Work task – Reproduce the part of the text on the years 779 BC to 770 BC that opens with the words containing "776 BC—First Olympic" and closes with "known as Luoyang).".

Reading text –
▼
This article concerns the period 779 BC – 770 BC.

Events and trends
778 BC—Agamestor, Archon of Athens, dies after a reign of 17 years and is succeeded by his son Aeschylus.
777 BC—Death of Pārśva or Pārśvanātha (c. 877–777 BCE), the twenty-third Tirthankara of Jainism.
776 BC–394 AD—Era of the ancient Greek Olympic Games.
776 BC—First Olympic Games, according to Diodorus Siculus (of the 1st century BC).

773 BC—Ashur-Dan III succeeds his brother Shalmaneser IV as king of Assyria.
771 BC—Spring and Autumn period of China's history begins with the decline of the Zhou Dynasty as Haojing is sacked by Quanrong nomads, King You is killed and his successor, King Ping is forced to move the capital to Chengzhou. End of the Western Zhou Dynasty. Beginning of Eastern Zhou Dynasty.
771 BC—Traditional Birthdate of Romulus and Remus, Romulus as the traditional founder of Rome.
770 BC—Beginning of the Eastern Zhou Dynasty in China as King Ping of Zhou becomes the first King of the Zhou to rule from the new capital of Chengzhou (later known as Luoyang).
▲
Supplied material –
▼
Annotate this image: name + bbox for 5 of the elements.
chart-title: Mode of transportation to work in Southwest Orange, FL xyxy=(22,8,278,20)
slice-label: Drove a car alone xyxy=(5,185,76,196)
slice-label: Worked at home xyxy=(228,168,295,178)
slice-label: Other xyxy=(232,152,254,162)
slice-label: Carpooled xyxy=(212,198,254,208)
▲
Solution –
776 BC—First Olympic Games, according to Diodorus Siculus (of the 1st century BC).

773 BC—Ashur-Dan III succeeds his brother Shalmaneser IV as king of Assyria.
771 BC—Spring and Autumn period of China's history begins with the decline of the Zhou Dynasty as Haojing is sacked by Quanrong nomads, King You is killed and his successor, King Ping is forced to move the capital to Chengzhou. End of the Western Zhou Dynasty. Beginning of Eastern Zhou Dynasty.
771 BC—Traditional Birthdate of Romulus and Remus, Romulus as the traditional founder of Rome.
770 BC—Beginning of the Eastern Zhou Dynasty in China as King Ping of Zhou becomes the first King of the Zhou to rule from the new capital of Chengzhou (later known as Luoyang).